» **Предложенный фрагмент**:
>>>>>

Волна свободомыслия предстала в Одесском университете в виде стенной газеты «Мысль». Эпиграфом к га-зете служило изреченье Декарта «когито эрго сум» («мыслю — значит существую»). Вышло два номера газеты, вызвавшие огромный интерес у студентов. Я приготовил статью в третий номер.
В газете обсуждались вопросы о джазе, Есенине (тогда мы впервые прочли его стихи), футуристах.
До нас дошли слухи, что было заседание партийного бюро факультета, на котором осудили газету за буржуазную идеологию. Одним из аргументов послужил злополучный эпиграф. «Почему не «Пролетарии всех стран, соединяйтесь!»? Почему идеалистический афоризм?»
Я встретился с секретарем комсомольского бюро факультета и взволнованно потребовал, чтобы тот объяснил, за что запретили газету. Секретарь сказал, что редакторы газеты — стиляги, что у них, кажется, были связи со спекулянтами. Увы, я удовлетворился таким объяснением. На старших курсах прошли комсомольские собрания, на которых редакторов газеты исключили из комсомола, а следовательно, и из университета.
Через несколько лет я прочел детективную повесть популярного в то время советского «детективщика» Ардаматского, в которой эта история пересказывалась. Статьи в газете были поданы в совершенно лживом свете. Ардаматский в повести связал редакторов газеты со спекулянтами, а спекулянтов с ворами и шпионами.
На третьем курсе меня избрали секретарем комсомольской организации курса. Но я не успел на этом посту почти ничего сделать.
У нас были шефы — рабочие одного из заводов. Не помню точно: может быть, мы были их шефами. Мы договорились, что будем проводить совместные культурные мероприятия. Они просили также, чтобы мы по-могли нескольким из них поступить в университет. Был конец учебного года, и единственное, что я выполнил, была подготовка одного рабочего на физико-математический факультет университета.

<<<<<

» **Показанные материалы**:
>>>>>

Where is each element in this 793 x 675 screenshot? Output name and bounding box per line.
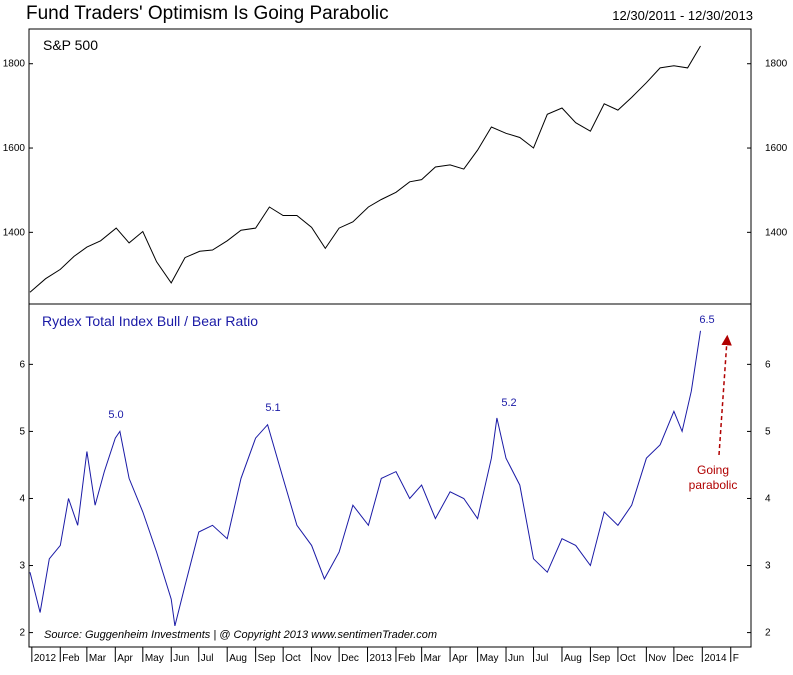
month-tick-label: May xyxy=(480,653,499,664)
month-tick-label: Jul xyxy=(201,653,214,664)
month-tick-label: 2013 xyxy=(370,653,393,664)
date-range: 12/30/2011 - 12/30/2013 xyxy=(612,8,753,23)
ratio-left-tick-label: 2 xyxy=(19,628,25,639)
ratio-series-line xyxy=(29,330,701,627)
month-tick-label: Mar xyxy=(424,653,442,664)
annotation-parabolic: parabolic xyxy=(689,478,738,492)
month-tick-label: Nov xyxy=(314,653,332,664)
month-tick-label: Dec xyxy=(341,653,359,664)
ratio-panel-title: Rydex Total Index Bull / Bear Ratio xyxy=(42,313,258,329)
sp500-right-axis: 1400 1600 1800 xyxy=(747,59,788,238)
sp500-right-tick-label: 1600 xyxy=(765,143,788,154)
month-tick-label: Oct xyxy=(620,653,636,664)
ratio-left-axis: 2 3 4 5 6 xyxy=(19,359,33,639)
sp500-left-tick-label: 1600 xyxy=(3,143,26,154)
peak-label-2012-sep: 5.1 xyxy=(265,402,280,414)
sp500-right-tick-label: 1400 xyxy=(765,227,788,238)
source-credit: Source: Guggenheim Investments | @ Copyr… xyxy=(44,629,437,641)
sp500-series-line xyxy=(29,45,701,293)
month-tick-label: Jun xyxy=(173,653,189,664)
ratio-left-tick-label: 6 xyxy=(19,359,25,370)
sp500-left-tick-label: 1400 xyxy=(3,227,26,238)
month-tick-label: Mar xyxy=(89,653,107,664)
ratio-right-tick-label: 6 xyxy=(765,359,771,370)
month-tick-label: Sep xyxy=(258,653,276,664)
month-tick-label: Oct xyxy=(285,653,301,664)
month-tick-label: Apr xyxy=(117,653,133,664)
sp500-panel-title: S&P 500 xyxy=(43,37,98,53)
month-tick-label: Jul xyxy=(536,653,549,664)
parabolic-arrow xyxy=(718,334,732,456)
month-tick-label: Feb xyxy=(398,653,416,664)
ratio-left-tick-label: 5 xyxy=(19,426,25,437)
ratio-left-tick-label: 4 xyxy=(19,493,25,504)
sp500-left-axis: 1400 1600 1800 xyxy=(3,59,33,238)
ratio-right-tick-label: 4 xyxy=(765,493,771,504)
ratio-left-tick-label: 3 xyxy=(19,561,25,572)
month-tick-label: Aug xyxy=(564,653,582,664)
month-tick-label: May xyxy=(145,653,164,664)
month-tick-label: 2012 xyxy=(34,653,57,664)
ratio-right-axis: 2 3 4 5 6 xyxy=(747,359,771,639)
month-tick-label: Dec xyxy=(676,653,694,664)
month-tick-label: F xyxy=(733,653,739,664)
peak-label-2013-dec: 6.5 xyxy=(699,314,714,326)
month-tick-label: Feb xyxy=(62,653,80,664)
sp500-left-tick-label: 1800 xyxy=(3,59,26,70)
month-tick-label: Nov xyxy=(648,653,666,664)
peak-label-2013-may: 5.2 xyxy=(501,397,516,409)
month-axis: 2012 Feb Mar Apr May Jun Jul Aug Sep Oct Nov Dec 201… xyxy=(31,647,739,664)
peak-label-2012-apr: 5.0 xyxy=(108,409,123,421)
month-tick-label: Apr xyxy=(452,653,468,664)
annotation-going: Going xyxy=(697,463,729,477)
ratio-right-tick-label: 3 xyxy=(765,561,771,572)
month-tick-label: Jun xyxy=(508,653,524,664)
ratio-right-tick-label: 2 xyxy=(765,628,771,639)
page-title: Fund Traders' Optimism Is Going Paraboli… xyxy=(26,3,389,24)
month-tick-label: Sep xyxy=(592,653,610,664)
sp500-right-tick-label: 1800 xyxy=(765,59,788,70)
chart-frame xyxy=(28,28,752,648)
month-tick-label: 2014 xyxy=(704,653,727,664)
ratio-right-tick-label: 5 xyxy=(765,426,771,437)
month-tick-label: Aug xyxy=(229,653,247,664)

<<<<<
>>>>>

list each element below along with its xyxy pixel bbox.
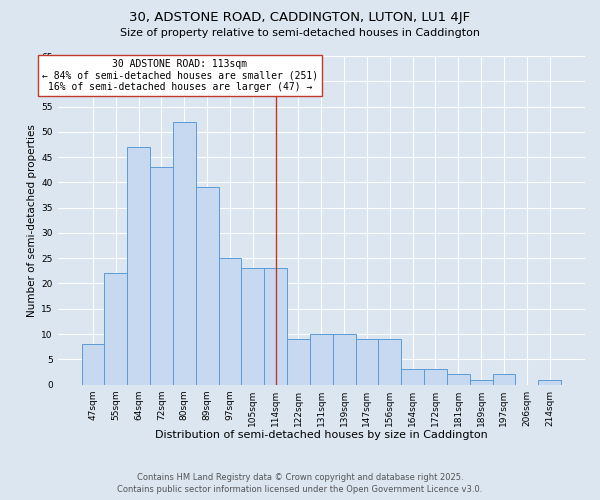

<<<<<

» **Ваша задача**: Напишите продолжение фрагмента воспоминаний об учебе в Одесском университете, начав сразу после его последнего предложения. Материалы никак не связаны с фрагментом.

» **Результат задания**:
К 3-му курсу у меня появилось много интересных друзей неуниверситетского круга. Один из них был знатоком идеалистической философии разных направлений. Мне было очень интересно с ним спорить, но я всегда терпел поражения, т. к. он лучше меня знал даже ту единственную философию, с которой я был немного знаком, — марксистскую.
Приблизительно в это же время я подружился с дочерью моего бывшего школьного учителя логики — Сикорского. Он бросил школу, стал писателем, членом Союза писателей. Писал и пишет он бездарно. Взгляды его представляли смесь украинского национализма и официальной демагогии. Национализм — с ним я столкнулся впервые — меня шокировал (сейчас я понимаю, что кое-что он говорил справедливо). Официальная демагогия была еще более отталкивающей.
Но человек он был все же сравнительно умный, и поэтому спорил я с ним увлеченно.
Однажды я рассказал ему о моем друге-идеалисте и объяснил, что нам так плохо преподают философию, что мы не способны дискутировать с идеалистами. Я добавил, что нужно преподавать в институтах и идеалистическую философию.
В другой раз я высказал ему сомнение в глубине ленинского определения материи (в «Материализме и эмпириокритицизме»), а также энгельсовского определения жизни. Приблизительно через месяц после нашей последней встречи меня вызвали в отдел кадров университета. Заведующий отделом кадров (обычно это бывшие кагебисты, но тогда я об этом не знал) очень радушно меня принял и стал расспрашивать о моих планах на будущее. Я сухо отвечал, так как было непонятно, зачем ему это нужно. Наконец я напрямик спросил его, зачем он вызвал меня. Он объяснил, что все мои преподаватели так восторженно обо мне отзываются, что ему захотелось познакомиться с таким необыкновенным студентом. Помимо того, что это было явной неправдой, моя гордыня к тому времени уже поубавилась, и мне было неприятно выслушивать столь лестные слова. Я насторожился.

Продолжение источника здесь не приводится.